--- THE INPUT ---

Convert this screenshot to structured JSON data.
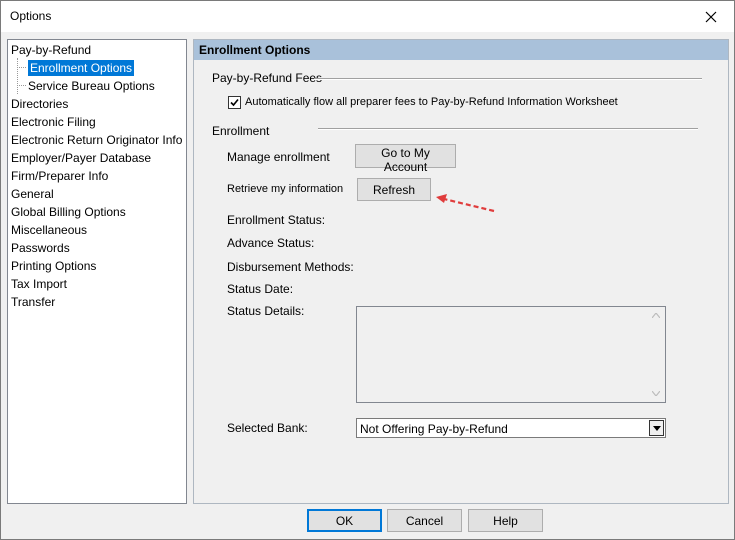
{
  "window": {
    "title": "Options"
  },
  "tree": {
    "items": [
      {
        "label": "Pay-by-Refund",
        "level": 0,
        "selected": false
      },
      {
        "label": "Enrollment Options",
        "level": 1,
        "selected": true
      },
      {
        "label": "Service Bureau Options",
        "level": 1,
        "selected": false
      },
      {
        "label": "Directories",
        "level": 0,
        "selected": false
      },
      {
        "label": "Electronic Filing",
        "level": 0,
        "selected": false
      },
      {
        "label": "Electronic Return Originator Info",
        "level": 0,
        "selected": false
      },
      {
        "label": "Employer/Payer Database",
        "level": 0,
        "selected": false
      },
      {
        "label": "Firm/Preparer Info",
        "level": 0,
        "selected": false
      },
      {
        "label": "General",
        "level": 0,
        "selected": false
      },
      {
        "label": "Global Billing Options",
        "level": 0,
        "selected": false
      },
      {
        "label": "Miscellaneous",
        "level": 0,
        "selected": false
      },
      {
        "label": "Passwords",
        "level": 0,
        "selected": false
      },
      {
        "label": "Printing Options",
        "level": 0,
        "selected": false
      },
      {
        "label": "Tax Import",
        "level": 0,
        "selected": false
      },
      {
        "label": "Transfer",
        "level": 0,
        "selected": false
      }
    ]
  },
  "panel": {
    "header": "Enrollment Options",
    "fees_group": "Pay-by-Refund Fees",
    "auto_flow_label": "Automatically flow all preparer fees to Pay-by-Refund Information Worksheet",
    "auto_flow_checked": true,
    "enrollment_group": "Enrollment",
    "manage_label": "Manage enrollment",
    "goto_account_button": "Go to My Account",
    "retrieve_label": "Retrieve my information",
    "refresh_button": "Refresh",
    "enrollment_status_label": "Enrollment Status:",
    "advance_status_label": "Advance Status:",
    "disbursement_label": "Disbursement Methods:",
    "status_date_label": "Status Date:",
    "status_details_label": "Status Details:",
    "status_details_value": "",
    "selected_bank_label": "Selected Bank:",
    "selected_bank_value": "Not Offering Pay-by-Refund"
  },
  "footer": {
    "ok": "OK",
    "cancel": "Cancel",
    "help": "Help"
  },
  "colors": {
    "selection": "#0078d7",
    "header_bg": "#a9c1da",
    "annotation_arrow": "#e03c3c"
  }
}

---

STATED GOAL —
Copy all lines from the entries that contain the word "Options".

WRITTEN ANSWER —
    "title": "Options"
        "label": "Enrollment Options",
        "label": "Service Bureau Options",
        "label": "Global Billing Options",
        "label": "Printing Options",
    "header": "Enrollment Options",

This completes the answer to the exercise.